PROVIDED ENTRIES
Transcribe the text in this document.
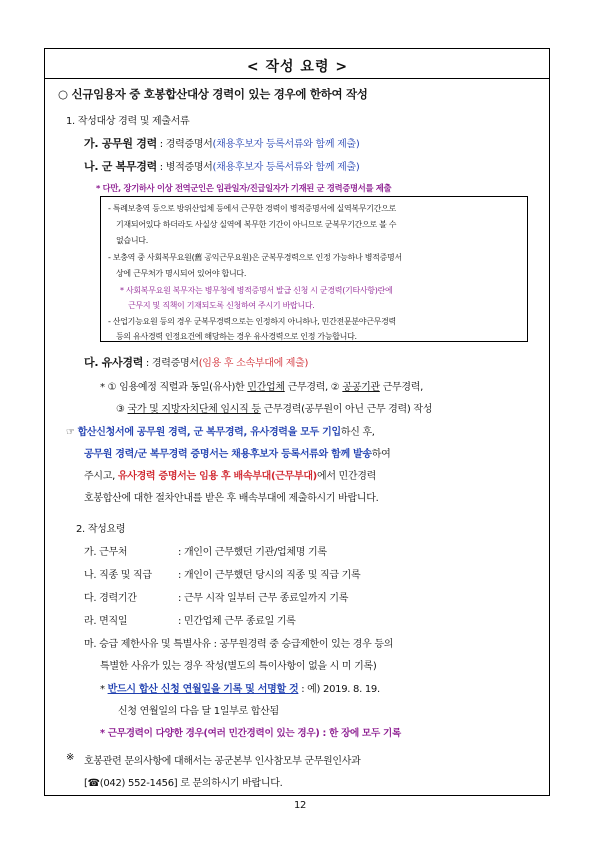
< 작성 요령 >
○ 신규임용자 중 호봉합산대상 경력이 있는 경우에 한하여 작성
1. 작성대상 경력 및 제출서류
가. 공무원 경력 : 경력증명서(채용후보자 등록서류와 함께 제출)
나. 군 복무경력 : 병적증명서(채용후보자 등록서류와 함께 제출)
* 다만, 장기하사 이상 전역군인은 임관일자/진급일자가 기재된 군 경력증명서를 제출
- 특례보충역 등으로 방위산업체 등에서 근무한 경력이 병적증명서에 실역복무기간으로
기재되어있다 하더라도 사실상 실역에 복무한 기간이 아니므로 군복무기간으로 볼 수
없습니다.
- 보충역 중 사회복무요원(舊 공익근무요원)은 군복무경력으로 인정 가능하나 병적증명서
상에 근무처가 명시되어 있어야 합니다.
* 사회복무요원 복무자는 병무청에 병적증명서 발급 신청 시 군경력(기타사항)란에
근무지 및 직책이 기재되도록 신청하여 주시기 바랍니다.
- 산업기능요원 등의 경우 군복무경력으로는 인정하지 아니하나, 민간전문분야근무경력
등의 유사경력 인정요건에 해당하는 경우 유사경력으로 인정 가능합니다.
다. 유사경력 : 경력증명서(임용 후 소속부대에 제출)
* ① 임용예정 직렬과 동일(유사)한 민간업체 근무경력, ② 공공기관 근무경력,
③ 국가 및 지방자치단체 임시직 등 근무경력(공무원이 아닌 근무 경력) 작성
☞ 합산신청서에 공무원 경력, 군 복무경력, 유사경력을 모두 기입하신 후,
공무원 경력/군 복무경력 증명서는 채용후보자 등록서류와 함께 발송하여
주시고, 유사경력 증명서는 임용 후 배속부대(근무부대)에서 민간경력
호봉합산에 대한 절차안내를 받은 후 배속부대에 제출하시기 바랍니다.
2. 작성요령
가. 근무처	: 개인이 근무했던 기관/업체명 기록
나. 직종 및 직급	: 개인이 근무했던 당시의 직종 및 직급 기록
다. 경력기간	: 근무 시작 일부터 근무 종료일까지 기록
라. 면직일	: 민간업체 근무 종료일 기록
마. 승급 제한사유 및 특별사유 : 공무원경력 중 승급제한이 있는 경우 등의
특별한 사유가 있는 경우 작성(별도의 특이사항이 없을 시 미 기록)
* 반드시 합산 신청 연월일을 기록 및 서명할 것 : 예) 2019. 8. 19.
신청 연월일의 다음 달 1일부로 합산됨
* 근무경력이 다양한 경우(여러 민간경력이 있는 경우) : 한 장에 모두 기록
12
※ 호봉관련 문의사항에 대해서는 공군본부 인사참모부 군무원인사과
[☎(042) 552-1456] 로 문의하시기 바랍니다.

WHAT IS EXPECTED
Return every line of the records exactly as given, pictures excluded.

SOLUTION
Transcribe the text in this document.
< 작성 요령 >
○ 신규임용자 중 호봉합산대상 경력이 있는 경우에 한하여 작성
1. 작성대상 경력 및 제출서류
가. 공무원 경력 : 경력증명서(채용후보자 등록서류와 함께 제출)
나. 군 복무경력 : 병적증명서(채용후보자 등록서류와 함께 제출)
* 다만, 장기하사 이상 전역군인은 임관일자/진급일자가 기재된 군 경력증명서를 제출
- 특례보충역 등으로 방위산업체 등에서 근무한 경력이 병적증명서에 실역복무기간으로
기재되어있다 하더라도 사실상 실역에 복무한 기간이 아니므로 군복무기간으로 볼 수
없습니다.
- 보충역 중 사회복무요원(舊 공익근무요원)은 군복무경력으로 인정 가능하나 병적증명서
상에 근무처가 명시되어 있어야 합니다.
* 사회복무요원 복무자는 병무청에 병적증명서 발급 신청 시 군경력(기타사항)란에
근무지 및 직책이 기재되도록 신청하여 주시기 바랍니다.
- 산업기능요원 등의 경우 군복무경력으로는 인정하지 아니하나, 민간전문분야근무경력
등의 유사경력 인정요건에 해당하는 경우 유사경력으로 인정 가능합니다.
다. 유사경력 : 경력증명서(임용 후 소속부대에 제출)
* ① 임용예정 직렬과 동일(유사)한 민간업체 근무경력, ② 공공기관 근무경력,
③ 국가 및 지방자치단체 임시직 등 근무경력(공무원이 아닌 근무 경력) 작성
☞ 합산신청서에 공무원 경력, 군 복무경력, 유사경력을 모두 기입하신 후,
공무원 경력/군 복무경력 증명서는 채용후보자 등록서류와 함께 발송하여
주시고, 유사경력 증명서는 임용 후 배속부대(근무부대)에서 민간경력
호봉합산에 대한 절차안내를 받은 후 배속부대에 제출하시기 바랍니다.
2. 작성요령
가. 근무처	: 개인이 근무했던 기관/업체명 기록
나. 직종 및 직급	: 개인이 근무했던 당시의 직종 및 직급 기록
다. 경력기간	: 근무 시작 일부터 근무 종료일까지 기록
라. 면직일	: 민간업체 근무 종료일 기록
마. 승급 제한사유 및 특별사유 : 공무원경력 중 승급제한이 있는 경우 등의
특별한 사유가 있는 경우 작성(별도의 특이사항이 없을 시 미 기록)
* 반드시 합산 신청 연월일을 기록 및 서명할 것 : 예) 2019. 8. 19.
신청 연월일의 다음 달 1일부로 합산됨
* 근무경력이 다양한 경우(여러 민간경력이 있는 경우) : 한 장에 모두 기록
12
※ 호봉관련 문의사항에 대해서는 공군본부 인사참모부 군무원인사과
[☎(042) 552-1456] 로 문의하시기 바랍니다.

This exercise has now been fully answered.